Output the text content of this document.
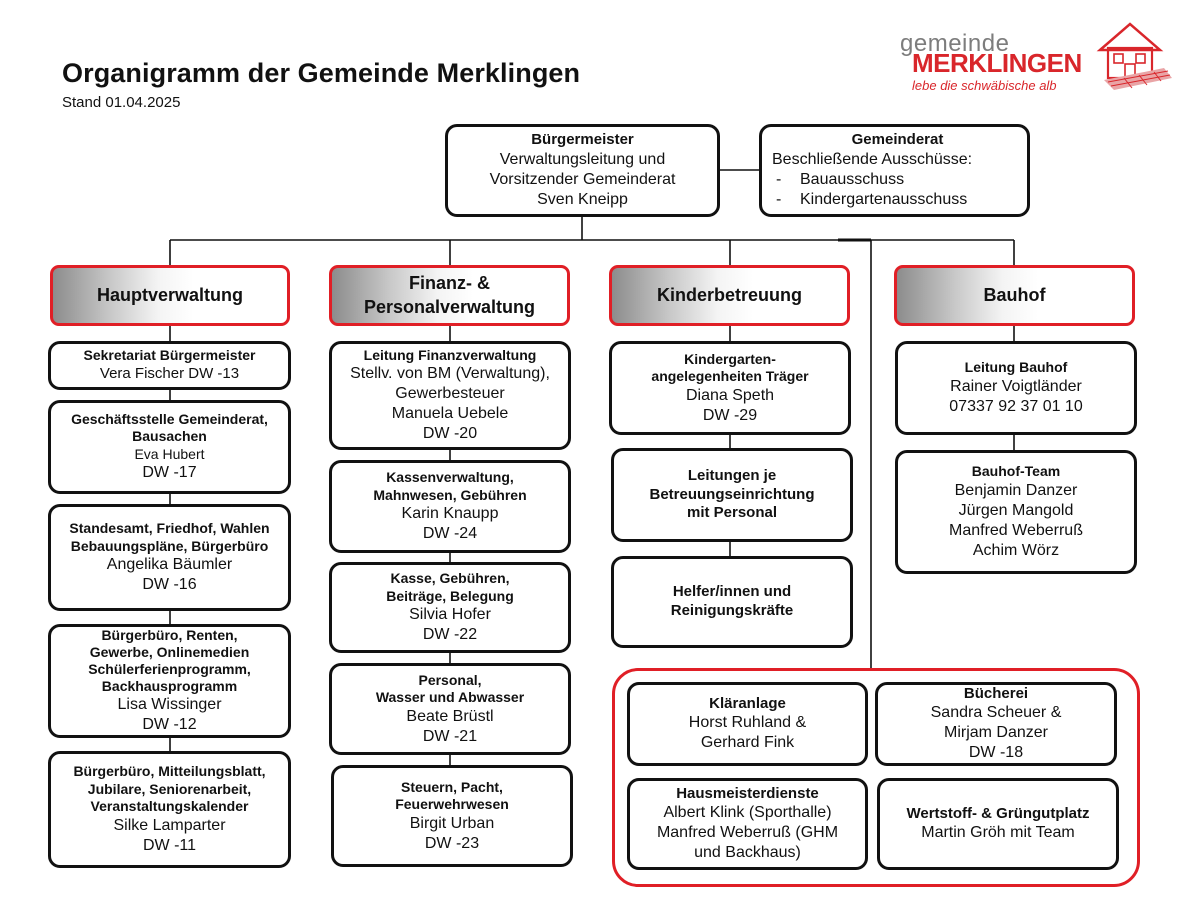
Organigramm der Gemeinde Merklingen
Stand 01.04.2025
gemeinde
MERKLINGEN
lebe die schwäbische alb
Bürgermeister
Verwaltungsleitung und
Vorsitzender Gemeinderat
Sven Kneipp
Gemeinderat
Beschließende Ausschüsse:
- Bauausschuss
- Kindergartenausschuss
Hauptverwaltung
Finanz- &
Personalverwaltung
Kinderbetreuung	Bauhof
Sekretariat Bürgermeister
Vera Fischer DW -13
Geschäftsstelle Gemeinderat,
Bausachen
Eva Hubert
DW -17
Standesamt, Friedhof, Wahlen
Bebauungspläne, Bürgerbüro
Angelika Bäumler
DW -16
Bürgerbüro, Renten,
Gewerbe, Onlinemedien
Schülerferienprogramm,
Backhausprogramm
Lisa Wissinger
DW -12
Bürgerbüro, Mitteilungsblatt,
Jubilare, Seniorenarbeit,
Veranstaltungskalender
Silke Lamparter
DW -11
Leitung Finanzverwaltung
Stellv. von BM (Verwaltung),
Gewerbesteuer
Manuela Uebele
DW -20
Kassenverwaltung,
Mahnwesen, Gebühren
Karin Knaupp
DW -24
Kasse, Gebühren,
Beiträge, Belegung
Silvia Hofer
DW -22
Personal,
Wasser und Abwasser
Beate Brüstl
DW -21
Steuern, Pacht,
Feuerwehrwesen
Birgit Urban
DW -23
Kindergarten-
angelegenheiten Träger
Diana Speth
DW -29
Leitungen je
Betreuungseinrichtung
mit Personal
Helfer/innen und
Reinigungskräfte
Leitung Bauhof
Rainer Voigtländer
07337 92 37 01 10
Bauhof-Team
Benjamin Danzer
Jürgen Mangold
Manfred Weberruß
Achim Wörz
Kläranlage
Horst Ruhland &
Gerhard Fink
Bücherei
Sandra Scheuer &
Mirjam Danzer
DW -18
Hausmeisterdienste
Albert Klink (Sporthalle)
Manfred Weberruß (GHM
und Backhaus)
Wertstoff- & Grüngutplatz
Martin Gröh mit Team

» **THE TASK**
All lines that include "Bürgerbüro" are to be gathered and copied.

» **TASK ANSWER**
Bebauungspläne, Bürgerbüro
Bürgerbüro, Renten,
Bürgerbüro, Mitteilungsblatt,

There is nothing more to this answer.